— start of Records provided —

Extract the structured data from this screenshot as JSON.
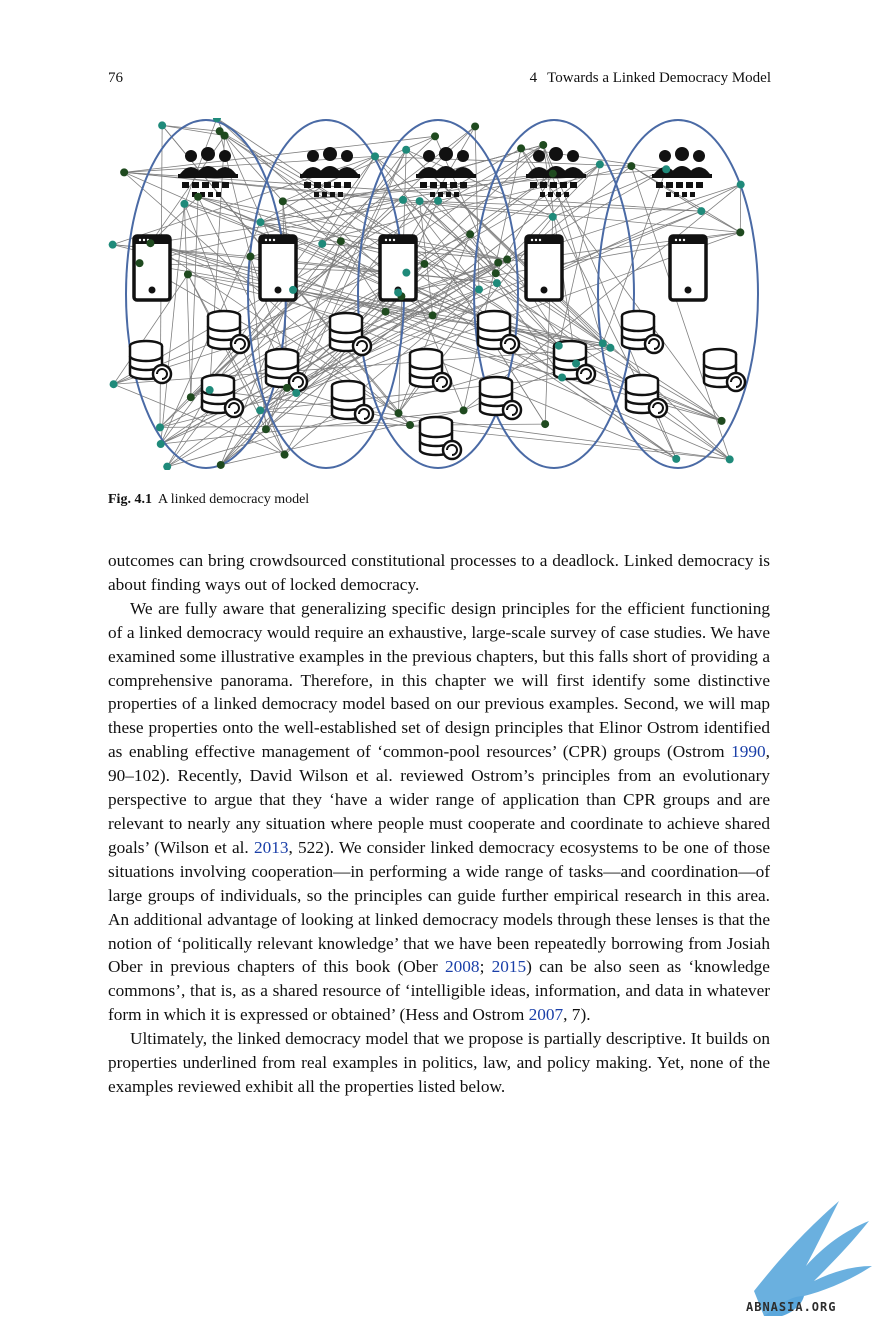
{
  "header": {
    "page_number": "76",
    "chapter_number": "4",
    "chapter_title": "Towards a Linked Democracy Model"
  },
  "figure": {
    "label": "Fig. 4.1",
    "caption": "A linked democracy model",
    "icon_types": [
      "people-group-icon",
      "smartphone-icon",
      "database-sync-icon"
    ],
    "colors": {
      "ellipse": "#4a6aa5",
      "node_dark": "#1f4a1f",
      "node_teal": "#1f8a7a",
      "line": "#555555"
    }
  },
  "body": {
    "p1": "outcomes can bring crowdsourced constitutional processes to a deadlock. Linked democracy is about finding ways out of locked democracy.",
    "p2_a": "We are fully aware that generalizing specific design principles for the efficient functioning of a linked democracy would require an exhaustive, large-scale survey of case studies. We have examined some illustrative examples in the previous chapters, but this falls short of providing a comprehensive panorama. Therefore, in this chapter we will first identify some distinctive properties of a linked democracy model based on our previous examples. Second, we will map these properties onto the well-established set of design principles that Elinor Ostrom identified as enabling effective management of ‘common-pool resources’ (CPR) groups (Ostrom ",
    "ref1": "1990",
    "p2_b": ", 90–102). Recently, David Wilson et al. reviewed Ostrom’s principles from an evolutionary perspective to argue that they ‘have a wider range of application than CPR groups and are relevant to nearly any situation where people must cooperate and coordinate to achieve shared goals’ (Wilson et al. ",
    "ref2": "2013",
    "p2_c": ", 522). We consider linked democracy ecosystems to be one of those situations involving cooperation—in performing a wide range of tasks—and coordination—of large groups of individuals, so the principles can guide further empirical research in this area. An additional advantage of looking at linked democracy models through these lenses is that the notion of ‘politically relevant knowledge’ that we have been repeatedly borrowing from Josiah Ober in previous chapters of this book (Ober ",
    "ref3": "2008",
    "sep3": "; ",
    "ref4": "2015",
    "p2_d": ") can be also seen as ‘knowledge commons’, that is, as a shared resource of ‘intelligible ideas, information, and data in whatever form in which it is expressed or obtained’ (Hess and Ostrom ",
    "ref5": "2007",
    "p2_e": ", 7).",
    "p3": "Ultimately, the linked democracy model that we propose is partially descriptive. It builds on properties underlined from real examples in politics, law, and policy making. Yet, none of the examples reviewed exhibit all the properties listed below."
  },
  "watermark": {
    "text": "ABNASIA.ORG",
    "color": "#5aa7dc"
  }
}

— end of Records provided —
— start of Records provided —

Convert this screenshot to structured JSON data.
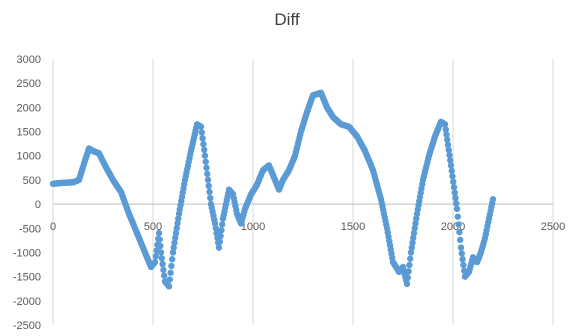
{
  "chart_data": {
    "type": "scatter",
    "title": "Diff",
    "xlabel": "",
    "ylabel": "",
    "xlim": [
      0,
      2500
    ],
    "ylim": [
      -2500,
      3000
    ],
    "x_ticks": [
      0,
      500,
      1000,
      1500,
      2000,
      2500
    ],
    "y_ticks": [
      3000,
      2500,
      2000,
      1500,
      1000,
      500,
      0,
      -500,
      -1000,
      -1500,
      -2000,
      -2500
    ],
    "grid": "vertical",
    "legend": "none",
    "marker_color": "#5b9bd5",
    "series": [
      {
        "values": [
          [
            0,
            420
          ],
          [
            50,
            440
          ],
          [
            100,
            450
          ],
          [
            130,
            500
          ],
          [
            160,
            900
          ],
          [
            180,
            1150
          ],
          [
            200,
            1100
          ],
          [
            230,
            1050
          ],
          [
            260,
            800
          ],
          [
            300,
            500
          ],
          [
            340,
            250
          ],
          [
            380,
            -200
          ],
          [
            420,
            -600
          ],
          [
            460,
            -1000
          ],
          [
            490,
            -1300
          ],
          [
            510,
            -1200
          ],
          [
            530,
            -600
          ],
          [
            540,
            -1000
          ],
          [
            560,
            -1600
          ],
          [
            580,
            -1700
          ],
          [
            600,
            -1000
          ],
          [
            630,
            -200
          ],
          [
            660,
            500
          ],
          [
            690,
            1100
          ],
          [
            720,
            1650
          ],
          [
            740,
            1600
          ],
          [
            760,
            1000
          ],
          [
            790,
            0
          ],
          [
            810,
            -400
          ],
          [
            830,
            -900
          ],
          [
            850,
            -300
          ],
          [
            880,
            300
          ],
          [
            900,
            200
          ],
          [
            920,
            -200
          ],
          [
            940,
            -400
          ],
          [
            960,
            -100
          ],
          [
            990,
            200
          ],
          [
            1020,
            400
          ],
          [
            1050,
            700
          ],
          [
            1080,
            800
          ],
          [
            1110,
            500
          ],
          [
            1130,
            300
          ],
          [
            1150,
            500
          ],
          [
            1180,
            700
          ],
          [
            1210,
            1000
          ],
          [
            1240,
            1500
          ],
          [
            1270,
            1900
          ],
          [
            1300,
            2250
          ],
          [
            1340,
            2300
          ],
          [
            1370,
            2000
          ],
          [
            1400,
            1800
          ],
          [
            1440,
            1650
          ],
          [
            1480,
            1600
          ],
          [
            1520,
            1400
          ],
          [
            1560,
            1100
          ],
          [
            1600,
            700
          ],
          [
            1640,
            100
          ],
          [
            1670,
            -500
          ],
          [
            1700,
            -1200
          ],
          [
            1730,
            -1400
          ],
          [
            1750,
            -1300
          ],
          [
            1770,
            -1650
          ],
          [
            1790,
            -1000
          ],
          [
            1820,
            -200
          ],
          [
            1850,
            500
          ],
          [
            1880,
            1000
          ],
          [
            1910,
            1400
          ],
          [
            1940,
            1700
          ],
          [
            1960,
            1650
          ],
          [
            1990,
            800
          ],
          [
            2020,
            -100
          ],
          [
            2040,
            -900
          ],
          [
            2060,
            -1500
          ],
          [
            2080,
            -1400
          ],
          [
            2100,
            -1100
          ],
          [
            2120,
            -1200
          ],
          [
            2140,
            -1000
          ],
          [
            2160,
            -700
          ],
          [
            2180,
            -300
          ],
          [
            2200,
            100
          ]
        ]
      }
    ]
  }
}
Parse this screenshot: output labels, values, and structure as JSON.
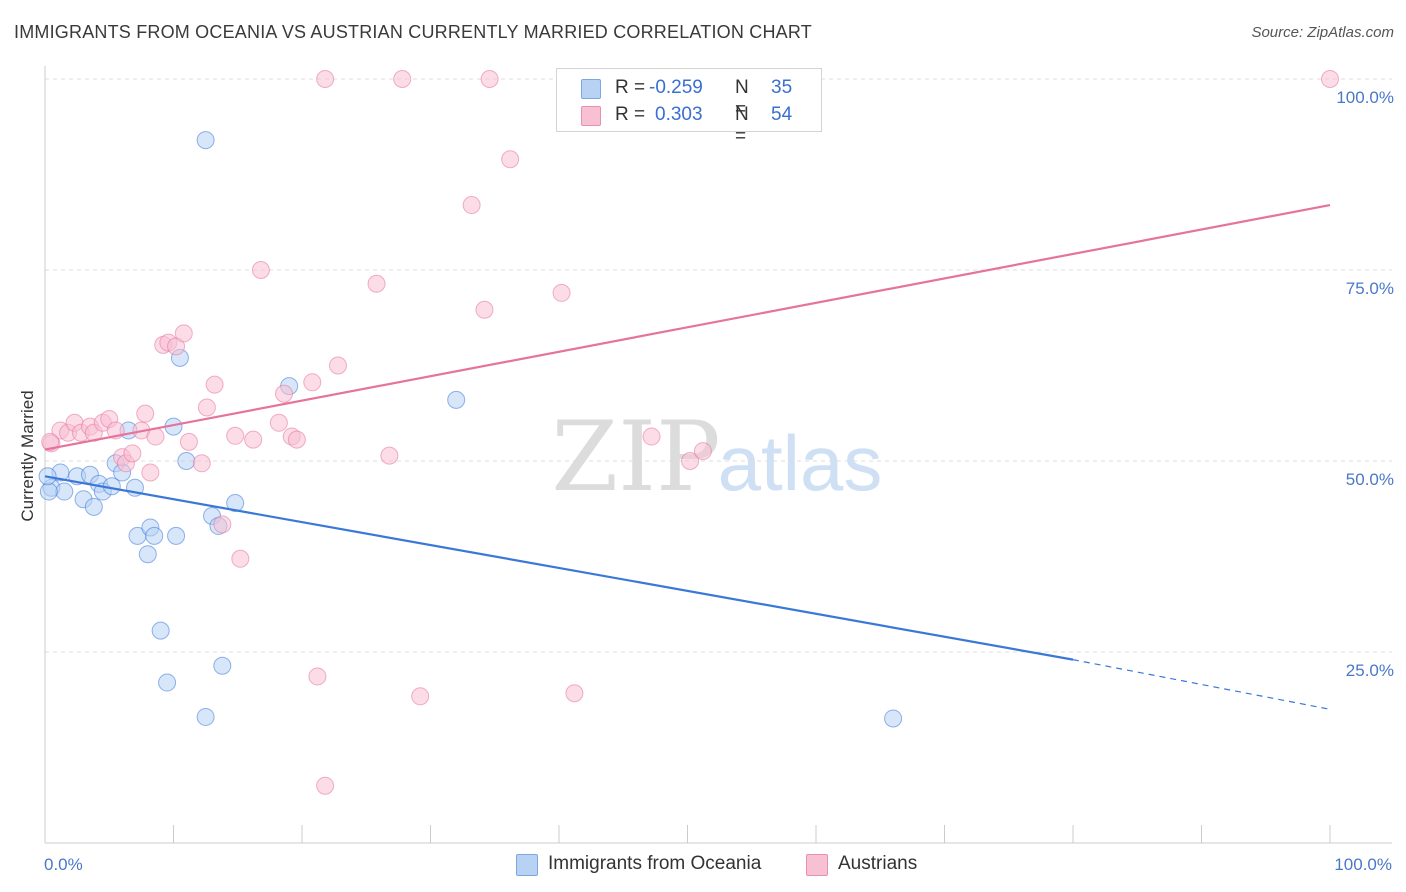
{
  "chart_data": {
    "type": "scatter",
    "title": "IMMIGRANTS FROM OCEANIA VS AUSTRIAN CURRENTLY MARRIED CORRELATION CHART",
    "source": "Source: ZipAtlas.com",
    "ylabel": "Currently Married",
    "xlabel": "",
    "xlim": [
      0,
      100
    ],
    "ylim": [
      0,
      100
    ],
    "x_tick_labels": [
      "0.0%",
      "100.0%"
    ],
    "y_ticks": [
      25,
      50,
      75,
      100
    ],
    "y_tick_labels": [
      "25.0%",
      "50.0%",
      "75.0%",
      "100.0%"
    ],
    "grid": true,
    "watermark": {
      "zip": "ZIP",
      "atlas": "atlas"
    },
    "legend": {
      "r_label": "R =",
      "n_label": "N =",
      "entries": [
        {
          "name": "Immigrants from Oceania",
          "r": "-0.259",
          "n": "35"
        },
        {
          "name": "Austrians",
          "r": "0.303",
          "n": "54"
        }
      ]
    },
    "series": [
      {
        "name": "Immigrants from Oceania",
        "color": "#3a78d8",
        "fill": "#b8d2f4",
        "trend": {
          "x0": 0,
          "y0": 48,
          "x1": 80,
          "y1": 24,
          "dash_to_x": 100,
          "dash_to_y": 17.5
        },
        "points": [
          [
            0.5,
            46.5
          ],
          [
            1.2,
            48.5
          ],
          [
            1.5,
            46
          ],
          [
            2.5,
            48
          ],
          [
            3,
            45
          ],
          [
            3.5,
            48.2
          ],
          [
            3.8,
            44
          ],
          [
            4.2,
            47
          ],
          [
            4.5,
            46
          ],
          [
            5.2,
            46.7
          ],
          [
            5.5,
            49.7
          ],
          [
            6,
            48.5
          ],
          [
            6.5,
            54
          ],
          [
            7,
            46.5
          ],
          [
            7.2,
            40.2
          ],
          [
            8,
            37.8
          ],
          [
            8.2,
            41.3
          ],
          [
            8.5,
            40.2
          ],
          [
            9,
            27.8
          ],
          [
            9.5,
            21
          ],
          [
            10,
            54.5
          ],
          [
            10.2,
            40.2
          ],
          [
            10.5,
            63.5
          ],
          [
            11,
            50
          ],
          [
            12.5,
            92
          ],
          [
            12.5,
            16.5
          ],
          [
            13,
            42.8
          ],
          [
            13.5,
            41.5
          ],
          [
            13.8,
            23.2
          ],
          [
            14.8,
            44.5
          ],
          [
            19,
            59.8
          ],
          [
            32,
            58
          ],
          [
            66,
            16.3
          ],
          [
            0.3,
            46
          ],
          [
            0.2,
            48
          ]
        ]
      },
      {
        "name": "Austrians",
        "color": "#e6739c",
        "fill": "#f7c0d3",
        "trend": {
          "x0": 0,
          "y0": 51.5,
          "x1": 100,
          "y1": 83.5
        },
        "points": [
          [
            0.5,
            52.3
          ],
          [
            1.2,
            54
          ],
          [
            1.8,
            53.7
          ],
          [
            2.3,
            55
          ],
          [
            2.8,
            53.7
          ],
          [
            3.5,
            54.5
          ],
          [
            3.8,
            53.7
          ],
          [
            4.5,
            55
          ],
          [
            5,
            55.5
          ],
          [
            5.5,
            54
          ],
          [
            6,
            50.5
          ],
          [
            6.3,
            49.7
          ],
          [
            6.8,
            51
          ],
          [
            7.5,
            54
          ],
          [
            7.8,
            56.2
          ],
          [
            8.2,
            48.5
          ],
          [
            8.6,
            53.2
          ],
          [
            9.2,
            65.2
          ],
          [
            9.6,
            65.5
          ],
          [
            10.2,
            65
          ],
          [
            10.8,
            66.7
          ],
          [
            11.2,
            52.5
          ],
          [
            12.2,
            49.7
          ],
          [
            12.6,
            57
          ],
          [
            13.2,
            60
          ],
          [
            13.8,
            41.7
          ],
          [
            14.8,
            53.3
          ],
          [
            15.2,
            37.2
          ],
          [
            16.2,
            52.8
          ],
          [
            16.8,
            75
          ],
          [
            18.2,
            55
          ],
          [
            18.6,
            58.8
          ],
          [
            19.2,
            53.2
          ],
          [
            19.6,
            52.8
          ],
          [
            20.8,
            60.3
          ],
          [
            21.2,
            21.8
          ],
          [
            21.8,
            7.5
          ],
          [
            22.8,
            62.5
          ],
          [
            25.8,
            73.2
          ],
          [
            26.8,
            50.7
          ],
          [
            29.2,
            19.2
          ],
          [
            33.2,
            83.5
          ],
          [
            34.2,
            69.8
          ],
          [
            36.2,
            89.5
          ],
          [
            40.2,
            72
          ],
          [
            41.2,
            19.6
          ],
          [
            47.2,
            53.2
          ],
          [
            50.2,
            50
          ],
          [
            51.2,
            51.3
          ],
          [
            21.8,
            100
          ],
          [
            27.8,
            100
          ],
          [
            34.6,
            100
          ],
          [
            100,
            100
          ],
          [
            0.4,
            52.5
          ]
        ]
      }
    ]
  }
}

— end of Records provided —

- Given request -
Write out every line of the preceding listing that contains "groups".

- Completed task -
    "p2_a": "We are fully aware that generalizing specific design principles for the efficient functioning of a linked democracy would require an exhaustive, large-scale survey of case studies. We have examined some illustrative examples in the previous chapters, but this falls short of providing a comprehensive panorama. Therefore, in this chapter we will first identify some distinctive properties of a linked democracy model based on our previous examples. Second, we will map these properties onto the well-established set of design principles that Elinor Ostrom identified as enabling effective management of ‘common-pool resources’ (CPR) groups (Ostrom ",
    "p2_b": ", 90–102). Recently, David Wilson et al. reviewed Ostrom’s principles from an evolutionary perspective to argue that they ‘have a wider range of application than CPR groups and are relevant to nearly any situation where people must cooperate and coordinate to achieve shared goals’ (Wilson et al. ",
    "p2_c": ", 522). We consider linked democracy ecosystems to be one of those situations involving cooperation—in performing a wide range of tasks—and coordination—of large groups of individuals, so the principles can guide further empirical research in this area. An additional advantage of looking at linked democracy models through these lenses is that the notion of ‘politically relevant knowledge’ that we have been repeatedly borrowing from Josiah Ober in previous chapters of this book (Ober ",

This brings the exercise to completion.